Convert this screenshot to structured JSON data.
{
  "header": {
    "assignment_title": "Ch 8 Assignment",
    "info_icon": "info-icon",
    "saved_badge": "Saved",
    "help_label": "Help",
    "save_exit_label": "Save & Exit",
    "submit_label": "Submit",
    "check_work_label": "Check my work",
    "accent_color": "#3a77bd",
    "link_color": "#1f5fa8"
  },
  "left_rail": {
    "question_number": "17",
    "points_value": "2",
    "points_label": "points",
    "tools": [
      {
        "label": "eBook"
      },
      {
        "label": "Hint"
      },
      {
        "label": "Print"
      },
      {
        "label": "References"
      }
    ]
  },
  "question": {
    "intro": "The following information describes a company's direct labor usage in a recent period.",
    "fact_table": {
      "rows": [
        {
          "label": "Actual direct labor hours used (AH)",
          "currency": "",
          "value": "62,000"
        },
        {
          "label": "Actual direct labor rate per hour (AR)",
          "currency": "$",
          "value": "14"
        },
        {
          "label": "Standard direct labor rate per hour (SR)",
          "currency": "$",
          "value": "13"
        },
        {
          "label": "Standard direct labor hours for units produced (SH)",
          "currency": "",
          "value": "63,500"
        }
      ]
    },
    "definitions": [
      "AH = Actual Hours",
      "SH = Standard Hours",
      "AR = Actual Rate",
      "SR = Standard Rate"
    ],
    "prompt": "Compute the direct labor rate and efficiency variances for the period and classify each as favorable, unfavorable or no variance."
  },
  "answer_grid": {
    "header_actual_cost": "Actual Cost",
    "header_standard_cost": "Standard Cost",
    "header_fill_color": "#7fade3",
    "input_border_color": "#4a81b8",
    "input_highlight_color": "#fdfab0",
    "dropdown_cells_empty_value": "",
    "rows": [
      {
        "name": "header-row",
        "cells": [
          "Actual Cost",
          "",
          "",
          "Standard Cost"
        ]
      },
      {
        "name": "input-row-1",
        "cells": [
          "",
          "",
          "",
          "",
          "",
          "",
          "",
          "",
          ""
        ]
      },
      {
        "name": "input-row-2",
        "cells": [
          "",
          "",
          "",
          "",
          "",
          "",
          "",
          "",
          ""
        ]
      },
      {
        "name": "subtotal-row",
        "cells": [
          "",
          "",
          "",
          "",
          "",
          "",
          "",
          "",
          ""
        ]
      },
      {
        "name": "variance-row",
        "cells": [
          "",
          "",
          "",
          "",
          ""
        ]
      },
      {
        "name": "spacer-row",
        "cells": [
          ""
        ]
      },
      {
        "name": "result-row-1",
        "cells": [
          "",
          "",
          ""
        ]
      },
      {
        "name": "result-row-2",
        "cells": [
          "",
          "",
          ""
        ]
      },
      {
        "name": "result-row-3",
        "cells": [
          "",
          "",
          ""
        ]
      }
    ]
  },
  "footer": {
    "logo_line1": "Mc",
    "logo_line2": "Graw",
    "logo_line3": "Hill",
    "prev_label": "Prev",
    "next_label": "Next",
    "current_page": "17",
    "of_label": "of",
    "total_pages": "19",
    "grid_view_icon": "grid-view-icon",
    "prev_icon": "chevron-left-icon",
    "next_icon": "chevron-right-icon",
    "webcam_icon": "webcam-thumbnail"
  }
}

## CHALLENGE
Reproduce the full listing exactly.

## RESULT OF THE EXERCISE
Convert this screenshot to structured JSON data.
{
  "header": {
    "assignment_title": "Ch 8 Assignment",
    "info_icon": "info-icon",
    "saved_badge": "Saved",
    "help_label": "Help",
    "save_exit_label": "Save & Exit",
    "submit_label": "Submit",
    "check_work_label": "Check my work",
    "accent_color": "#3a77bd",
    "link_color": "#1f5fa8"
  },
  "left_rail": {
    "question_number": "17",
    "points_value": "2",
    "points_label": "points",
    "tools": [
      {
        "label": "eBook"
      },
      {
        "label": "Hint"
      },
      {
        "label": "Print"
      },
      {
        "label": "References"
      }
    ]
  },
  "question": {
    "intro": "The following information describes a company's direct labor usage in a recent period.",
    "fact_table": {
      "rows": [
        {
          "label": "Actual direct labor hours used (AH)",
          "currency": "",
          "value": "62,000"
        },
        {
          "label": "Actual direct labor rate per hour (AR)",
          "currency": "$",
          "value": "14"
        },
        {
          "label": "Standard direct labor rate per hour (SR)",
          "currency": "$",
          "value": "13"
        },
        {
          "label": "Standard direct labor hours for units produced (SH)",
          "currency": "",
          "value": "63,500"
        }
      ]
    },
    "definitions": [
      "AH = Actual Hours",
      "SH = Standard Hours",
      "AR = Actual Rate",
      "SR = Standard Rate"
    ],
    "prompt": "Compute the direct labor rate and efficiency variances for the period and classify each as favorable, unfavorable or no variance."
  },
  "answer_grid": {
    "header_actual_cost": "Actual Cost",
    "header_standard_cost": "Standard Cost",
    "header_fill_color": "#7fade3",
    "input_border_color": "#4a81b8",
    "input_highlight_color": "#fdfab0",
    "dropdown_cells_empty_value": "",
    "rows": [
      {
        "name": "header-row",
        "cells": [
          "Actual Cost",
          "",
          "",
          "Standard Cost"
        ]
      },
      {
        "name": "input-row-1",
        "cells": [
          "",
          "",
          "",
          "",
          "",
          "",
          "",
          "",
          ""
        ]
      },
      {
        "name": "input-row-2",
        "cells": [
          "",
          "",
          "",
          "",
          "",
          "",
          "",
          "",
          ""
        ]
      },
      {
        "name": "subtotal-row",
        "cells": [
          "",
          "",
          "",
          "",
          "",
          "",
          "",
          "",
          ""
        ]
      },
      {
        "name": "variance-row",
        "cells": [
          "",
          "",
          "",
          "",
          ""
        ]
      },
      {
        "name": "spacer-row",
        "cells": [
          ""
        ]
      },
      {
        "name": "result-row-1",
        "cells": [
          "",
          "",
          ""
        ]
      },
      {
        "name": "result-row-2",
        "cells": [
          "",
          "",
          ""
        ]
      },
      {
        "name": "result-row-3",
        "cells": [
          "",
          "",
          ""
        ]
      }
    ]
  },
  "footer": {
    "logo_line1": "Mc",
    "logo_line2": "Graw",
    "logo_line3": "Hill",
    "prev_label": "Prev",
    "next_label": "Next",
    "current_page": "17",
    "of_label": "of",
    "total_pages": "19",
    "grid_view_icon": "grid-view-icon",
    "prev_icon": "chevron-left-icon",
    "next_icon": "chevron-right-icon",
    "webcam_icon": "webcam-thumbnail"
  }
}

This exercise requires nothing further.